• [WHAT TO WORK ON]:
Extract the complete data exactly as given.

Figure record listings:
....................

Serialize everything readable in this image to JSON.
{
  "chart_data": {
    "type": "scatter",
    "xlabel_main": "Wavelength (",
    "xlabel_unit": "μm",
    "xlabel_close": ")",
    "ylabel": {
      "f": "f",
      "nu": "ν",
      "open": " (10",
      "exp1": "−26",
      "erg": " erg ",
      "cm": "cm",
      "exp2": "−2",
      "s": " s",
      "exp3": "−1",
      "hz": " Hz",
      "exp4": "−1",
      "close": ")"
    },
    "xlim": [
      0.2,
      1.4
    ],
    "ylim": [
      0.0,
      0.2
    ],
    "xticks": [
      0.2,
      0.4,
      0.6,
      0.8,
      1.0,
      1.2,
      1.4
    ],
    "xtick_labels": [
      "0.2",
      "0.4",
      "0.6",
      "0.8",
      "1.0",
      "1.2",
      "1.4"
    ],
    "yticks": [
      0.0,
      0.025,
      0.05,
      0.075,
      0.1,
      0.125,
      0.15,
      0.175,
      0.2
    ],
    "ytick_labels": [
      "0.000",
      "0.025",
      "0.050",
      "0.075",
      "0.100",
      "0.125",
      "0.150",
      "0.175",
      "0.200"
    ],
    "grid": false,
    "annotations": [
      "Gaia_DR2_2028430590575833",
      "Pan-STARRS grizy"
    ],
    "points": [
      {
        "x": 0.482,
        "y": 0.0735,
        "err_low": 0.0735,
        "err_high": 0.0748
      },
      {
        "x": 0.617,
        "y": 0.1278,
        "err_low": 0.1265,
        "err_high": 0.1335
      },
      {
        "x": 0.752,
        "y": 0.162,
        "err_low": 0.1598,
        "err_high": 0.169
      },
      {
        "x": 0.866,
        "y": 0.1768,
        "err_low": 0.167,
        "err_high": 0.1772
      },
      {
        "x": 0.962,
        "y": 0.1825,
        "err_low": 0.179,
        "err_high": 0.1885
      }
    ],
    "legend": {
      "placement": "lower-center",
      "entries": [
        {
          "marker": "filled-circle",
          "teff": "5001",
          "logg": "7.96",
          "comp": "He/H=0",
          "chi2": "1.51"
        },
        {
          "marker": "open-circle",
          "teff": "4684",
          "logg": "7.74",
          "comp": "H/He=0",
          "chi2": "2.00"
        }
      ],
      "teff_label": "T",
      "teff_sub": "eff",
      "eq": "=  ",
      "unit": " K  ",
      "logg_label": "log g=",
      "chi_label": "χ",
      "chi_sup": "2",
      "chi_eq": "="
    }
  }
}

....................

• [OUTPUT OF THE TASK]:
Serialize everything readable in this image to JSON.
{
  "chart_data": {
    "type": "scatter",
    "xlabel_main": "Wavelength (",
    "xlabel_unit": "μm",
    "xlabel_close": ")",
    "ylabel": {
      "f": "f",
      "nu": "ν",
      "open": " (10",
      "exp1": "−26",
      "erg": " erg ",
      "cm": "cm",
      "exp2": "−2",
      "s": " s",
      "exp3": "−1",
      "hz": " Hz",
      "exp4": "−1",
      "close": ")"
    },
    "xlim": [
      0.2,
      1.4
    ],
    "ylim": [
      0.0,
      0.2
    ],
    "xticks": [
      0.2,
      0.4,
      0.6,
      0.8,
      1.0,
      1.2,
      1.4
    ],
    "xtick_labels": [
      "0.2",
      "0.4",
      "0.6",
      "0.8",
      "1.0",
      "1.2",
      "1.4"
    ],
    "yticks": [
      0.0,
      0.025,
      0.05,
      0.075,
      0.1,
      0.125,
      0.15,
      0.175,
      0.2
    ],
    "ytick_labels": [
      "0.000",
      "0.025",
      "0.050",
      "0.075",
      "0.100",
      "0.125",
      "0.150",
      "0.175",
      "0.200"
    ],
    "grid": false,
    "annotations": [
      "Gaia_DR2_2028430590575833",
      "Pan-STARRS grizy"
    ],
    "points": [
      {
        "x": 0.482,
        "y": 0.0735,
        "err_low": 0.0735,
        "err_high": 0.0748
      },
      {
        "x": 0.617,
        "y": 0.1278,
        "err_low": 0.1265,
        "err_high": 0.1335
      },
      {
        "x": 0.752,
        "y": 0.162,
        "err_low": 0.1598,
        "err_high": 0.169
      },
      {
        "x": 0.866,
        "y": 0.1768,
        "err_low": 0.167,
        "err_high": 0.1772
      },
      {
        "x": 0.962,
        "y": 0.1825,
        "err_low": 0.179,
        "err_high": 0.1885
      }
    ],
    "legend": {
      "placement": "lower-center",
      "entries": [
        {
          "marker": "filled-circle",
          "teff": "5001",
          "logg": "7.96",
          "comp": "He/H=0",
          "chi2": "1.51"
        },
        {
          "marker": "open-circle",
          "teff": "4684",
          "logg": "7.74",
          "comp": "H/He=0",
          "chi2": "2.00"
        }
      ],
      "teff_label": "T",
      "teff_sub": "eff",
      "eq": "=  ",
      "unit": " K  ",
      "logg_label": "log g=",
      "chi_label": "χ",
      "chi_sup": "2",
      "chi_eq": "="
    }
  }
}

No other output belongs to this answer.